··· Entries supplied ···
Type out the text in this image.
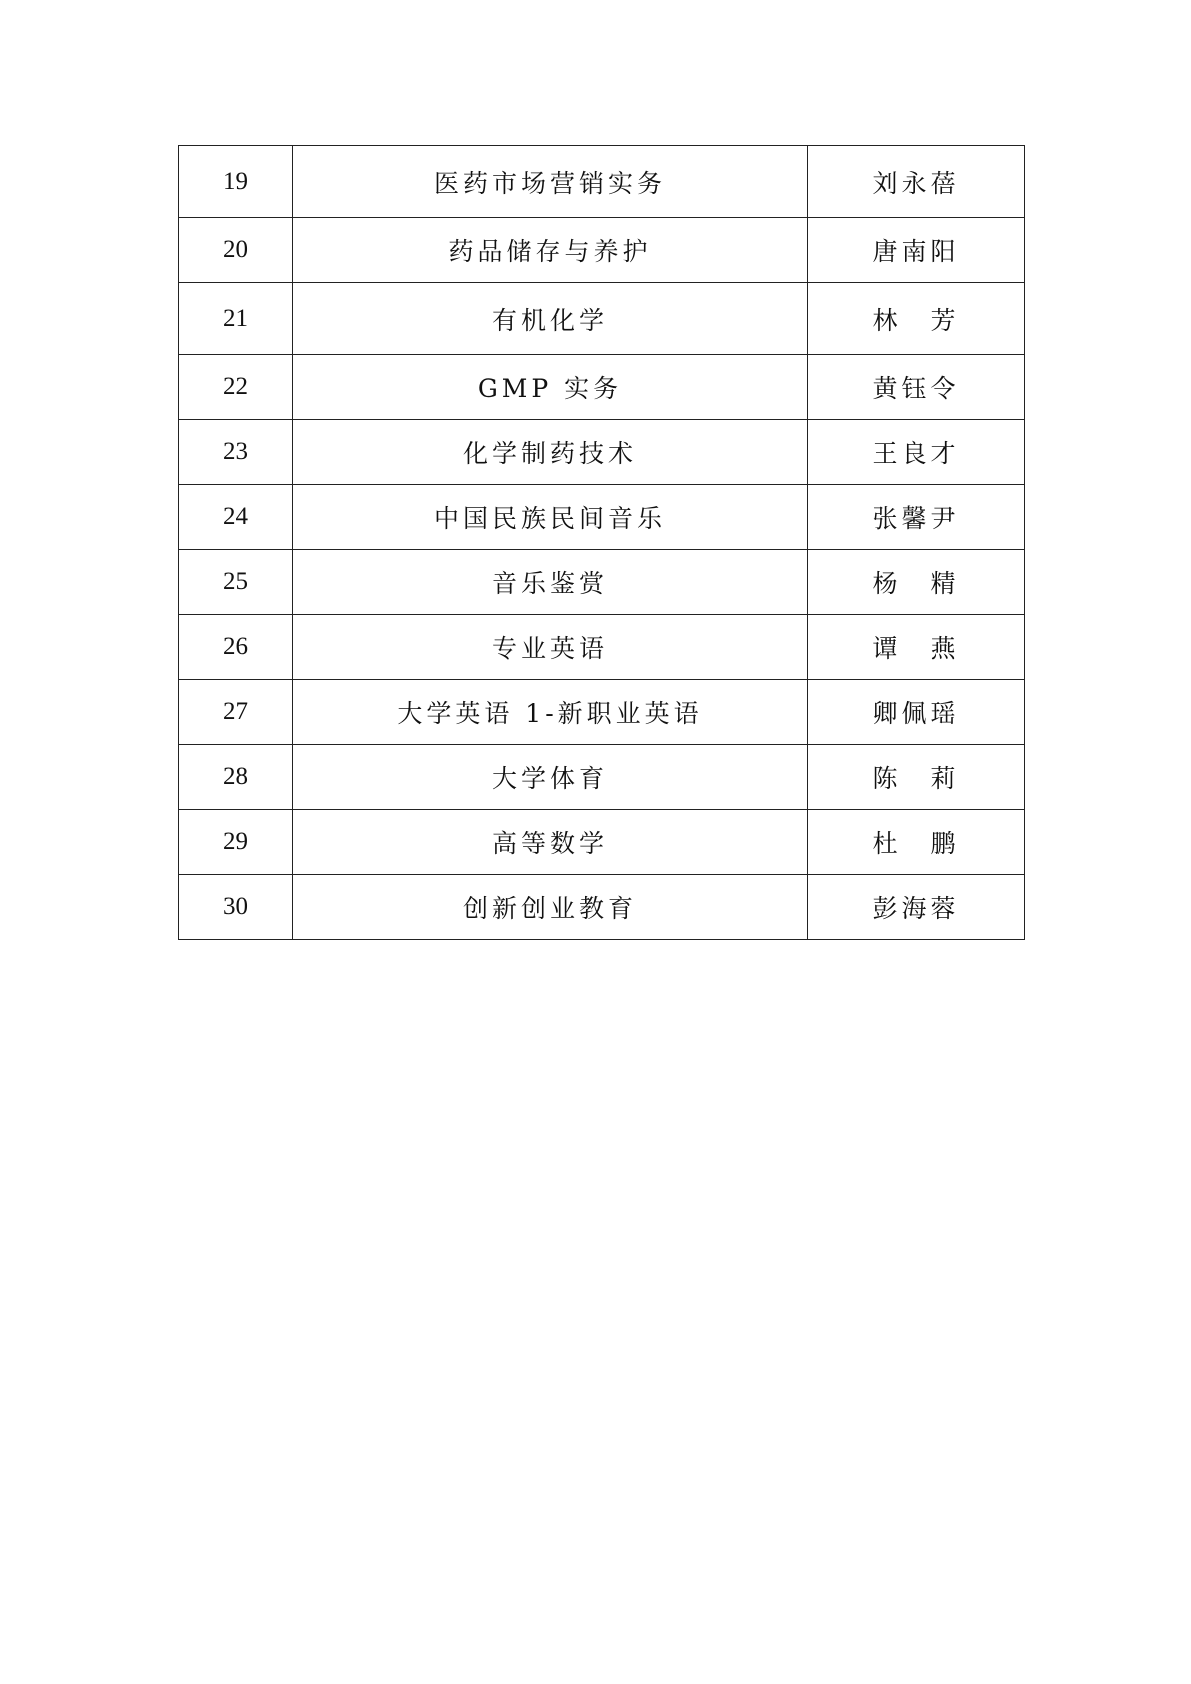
19	医药市场营销实务	刘永蓓
20	药品储存与养护	唐南阳
21	有机化学	林　芳
22	GMP 实务	黄钰令
23	化学制药技术	王良才
24	中国民族民间音乐	张馨尹
25	音乐鉴赏	杨　精
26	专业英语	谭　燕
27	大学英语 1-新职业英语	卿佩瑶
28	大学体育	陈　莉
29	高等数学	杜　鹏
30	创新创业教育	彭海蓉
···
*Exercise prompt*
Omit every picture, then repeat the remaining data exactly as it appears above.

*Task response*
Type out the text in this image.
19	医药市场营销实务	刘永蓓
20	药品储存与养护	唐南阳
21	有机化学	林　芳
22	GMP 实务	黄钰令
23	化学制药技术	王良才
24	中国民族民间音乐	张馨尹
25	音乐鉴赏	杨　精
26	专业英语	谭　燕
27	大学英语 1-新职业英语	卿佩瑶
28	大学体育	陈　莉
29	高等数学	杜　鹏
30	创新创业教育	彭海蓉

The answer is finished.